── Record extracts

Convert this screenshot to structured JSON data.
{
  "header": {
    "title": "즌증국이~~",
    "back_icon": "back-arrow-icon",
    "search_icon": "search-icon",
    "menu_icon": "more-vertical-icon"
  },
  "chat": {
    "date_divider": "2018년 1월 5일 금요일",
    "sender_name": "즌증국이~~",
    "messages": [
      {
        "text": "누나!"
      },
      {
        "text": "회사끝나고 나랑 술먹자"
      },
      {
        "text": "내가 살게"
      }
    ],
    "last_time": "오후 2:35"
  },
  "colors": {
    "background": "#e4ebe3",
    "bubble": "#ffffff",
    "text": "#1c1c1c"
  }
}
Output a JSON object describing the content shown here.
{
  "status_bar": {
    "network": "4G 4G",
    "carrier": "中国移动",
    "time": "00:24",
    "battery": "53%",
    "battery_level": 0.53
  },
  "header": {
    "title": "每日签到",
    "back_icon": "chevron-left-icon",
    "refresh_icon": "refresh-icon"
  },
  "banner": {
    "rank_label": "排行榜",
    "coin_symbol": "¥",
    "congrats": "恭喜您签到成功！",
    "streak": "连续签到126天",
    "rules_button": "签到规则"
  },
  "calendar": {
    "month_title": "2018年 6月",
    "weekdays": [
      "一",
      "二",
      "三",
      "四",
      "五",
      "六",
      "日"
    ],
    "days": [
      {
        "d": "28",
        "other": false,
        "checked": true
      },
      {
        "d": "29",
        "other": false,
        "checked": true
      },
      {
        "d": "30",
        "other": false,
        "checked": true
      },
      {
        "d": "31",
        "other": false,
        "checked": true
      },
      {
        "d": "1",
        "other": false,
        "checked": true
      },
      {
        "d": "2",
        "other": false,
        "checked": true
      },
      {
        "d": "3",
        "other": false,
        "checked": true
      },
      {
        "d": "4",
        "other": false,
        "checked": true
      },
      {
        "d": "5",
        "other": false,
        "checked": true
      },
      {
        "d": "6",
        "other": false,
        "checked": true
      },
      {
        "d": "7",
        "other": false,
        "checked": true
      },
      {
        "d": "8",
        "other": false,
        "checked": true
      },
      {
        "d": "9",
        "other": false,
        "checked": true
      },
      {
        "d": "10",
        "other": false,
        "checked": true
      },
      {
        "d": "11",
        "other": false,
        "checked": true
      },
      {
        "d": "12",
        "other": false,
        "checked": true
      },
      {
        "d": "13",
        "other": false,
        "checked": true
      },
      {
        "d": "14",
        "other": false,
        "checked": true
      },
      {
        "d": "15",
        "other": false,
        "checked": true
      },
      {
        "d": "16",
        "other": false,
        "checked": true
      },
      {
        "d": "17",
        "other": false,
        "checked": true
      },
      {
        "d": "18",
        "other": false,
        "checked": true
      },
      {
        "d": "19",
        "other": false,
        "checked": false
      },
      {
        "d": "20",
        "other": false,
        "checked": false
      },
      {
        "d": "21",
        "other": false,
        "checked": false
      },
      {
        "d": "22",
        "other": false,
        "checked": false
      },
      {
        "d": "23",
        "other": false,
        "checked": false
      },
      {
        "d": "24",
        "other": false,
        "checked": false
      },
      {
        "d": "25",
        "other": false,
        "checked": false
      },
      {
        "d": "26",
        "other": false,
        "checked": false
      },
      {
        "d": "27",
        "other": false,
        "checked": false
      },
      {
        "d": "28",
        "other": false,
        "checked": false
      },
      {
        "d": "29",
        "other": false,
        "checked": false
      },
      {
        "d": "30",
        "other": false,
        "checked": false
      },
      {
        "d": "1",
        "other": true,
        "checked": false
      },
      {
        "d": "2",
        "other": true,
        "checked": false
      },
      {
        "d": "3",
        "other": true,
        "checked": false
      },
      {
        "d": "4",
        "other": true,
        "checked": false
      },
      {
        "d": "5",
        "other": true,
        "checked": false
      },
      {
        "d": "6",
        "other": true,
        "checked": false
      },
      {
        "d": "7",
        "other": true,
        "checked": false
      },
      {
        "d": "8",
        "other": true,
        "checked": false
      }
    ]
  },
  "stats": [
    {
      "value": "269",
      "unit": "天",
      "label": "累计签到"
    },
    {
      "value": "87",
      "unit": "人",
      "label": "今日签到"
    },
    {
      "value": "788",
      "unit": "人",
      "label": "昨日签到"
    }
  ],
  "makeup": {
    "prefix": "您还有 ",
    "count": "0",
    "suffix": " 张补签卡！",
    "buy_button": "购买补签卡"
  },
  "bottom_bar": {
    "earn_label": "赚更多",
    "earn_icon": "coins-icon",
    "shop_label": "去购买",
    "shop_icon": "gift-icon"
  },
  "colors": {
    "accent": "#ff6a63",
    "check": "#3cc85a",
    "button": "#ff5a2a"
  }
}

────

What is expected: Return the listing above in its exact form.

Output below:
Convert this screenshot to structured JSON data.
{
  "header": {
    "title": "즌증국이~~",
    "back_icon": "back-arrow-icon",
    "search_icon": "search-icon",
    "menu_icon": "more-vertical-icon"
  },
  "chat": {
    "date_divider": "2018년 1월 5일 금요일",
    "sender_name": "즌증국이~~",
    "messages": [
      {
        "text": "누나!"
      },
      {
        "text": "회사끝나고 나랑 술먹자"
      },
      {
        "text": "내가 살게"
      }
    ],
    "last_time": "오후 2:35"
  },
  "colors": {
    "background": "#e4ebe3",
    "bubble": "#ffffff",
    "text": "#1c1c1c"
  }
}
Output a JSON object describing the content shown here.
{
  "status_bar": {
    "network": "4G 4G",
    "carrier": "中国移动",
    "time": "00:24",
    "battery": "53%",
    "battery_level": 0.53
  },
  "header": {
    "title": "每日签到",
    "back_icon": "chevron-left-icon",
    "refresh_icon": "refresh-icon"
  },
  "banner": {
    "rank_label": "排行榜",
    "coin_symbol": "¥",
    "congrats": "恭喜您签到成功！",
    "streak": "连续签到126天",
    "rules_button": "签到规则"
  },
  "calendar": {
    "month_title": "2018年 6月",
    "weekdays": [
      "一",
      "二",
      "三",
      "四",
      "五",
      "六",
      "日"
    ],
    "days": [
      {
        "d": "28",
        "other": false,
        "checked": true
      },
      {
        "d": "29",
        "other": false,
        "checked": true
      },
      {
        "d": "30",
        "other": false,
        "checked": true
      },
      {
        "d": "31",
        "other": false,
        "checked": true
      },
      {
        "d": "1",
        "other": false,
        "checked": true
      },
      {
        "d": "2",
        "other": false,
        "checked": true
      },
      {
        "d": "3",
        "other": false,
        "checked": true
      },
      {
        "d": "4",
        "other": false,
        "checked": true
      },
      {
        "d": "5",
        "other": false,
        "checked": true
      },
      {
        "d": "6",
        "other": false,
        "checked": true
      },
      {
        "d": "7",
        "other": false,
        "checked": true
      },
      {
        "d": "8",
        "other": false,
        "checked": true
      },
      {
        "d": "9",
        "other": false,
        "checked": true
      },
      {
        "d": "10",
        "other": false,
        "checked": true
      },
      {
        "d": "11",
        "other": false,
        "checked": true
      },
      {
        "d": "12",
        "other": false,
        "checked": true
      },
      {
        "d": "13",
        "other": false,
        "checked": true
      },
      {
        "d": "14",
        "other": false,
        "checked": true
      },
      {
        "d": "15",
        "other": false,
        "checked": true
      },
      {
        "d": "16",
        "other": false,
        "checked": true
      },
      {
        "d": "17",
        "other": false,
        "checked": true
      },
      {
        "d": "18",
        "other": false,
        "checked": true
      },
      {
        "d": "19",
        "other": false,
        "checked": false
      },
      {
        "d": "20",
        "other": false,
        "checked": false
      },
      {
        "d": "21",
        "other": false,
        "checked": false
      },
      {
        "d": "22",
        "other": false,
        "checked": false
      },
      {
        "d": "23",
        "other": false,
        "checked": false
      },
      {
        "d": "24",
        "other": false,
        "checked": false
      },
      {
        "d": "25",
        "other": false,
        "checked": false
      },
      {
        "d": "26",
        "other": false,
        "checked": false
      },
      {
        "d": "27",
        "other": false,
        "checked": false
      },
      {
        "d": "28",
        "other": false,
        "checked": false
      },
      {
        "d": "29",
        "other": false,
        "checked": false
      },
      {
        "d": "30",
        "other": false,
        "checked": false
      },
      {
        "d": "1",
        "other": true,
        "checked": false
      },
      {
        "d": "2",
        "other": true,
        "checked": false
      },
      {
        "d": "3",
        "other": true,
        "checked": false
      },
      {
        "d": "4",
        "other": true,
        "checked": false
      },
      {
        "d": "5",
        "other": true,
        "checked": false
      },
      {
        "d": "6",
        "other": true,
        "checked": false
      },
      {
        "d": "7",
        "other": true,
        "checked": false
      },
      {
        "d": "8",
        "other": true,
        "checked": false
      }
    ]
  },
  "stats": [
    {
      "value": "269",
      "unit": "天",
      "label": "累计签到"
    },
    {
      "value": "87",
      "unit": "人",
      "label": "今日签到"
    },
    {
      "value": "788",
      "unit": "人",
      "label": "昨日签到"
    }
  ],
  "makeup": {
    "prefix": "您还有 ",
    "count": "0",
    "suffix": " 张补签卡！",
    "buy_button": "购买补签卡"
  },
  "bottom_bar": {
    "earn_label": "赚更多",
    "earn_icon": "coins-icon",
    "shop_label": "去购买",
    "shop_icon": "gift-icon"
  },
  "colors": {
    "accent": "#ff6a63",
    "check": "#3cc85a",
    "button": "#ff5a2a"
  }
}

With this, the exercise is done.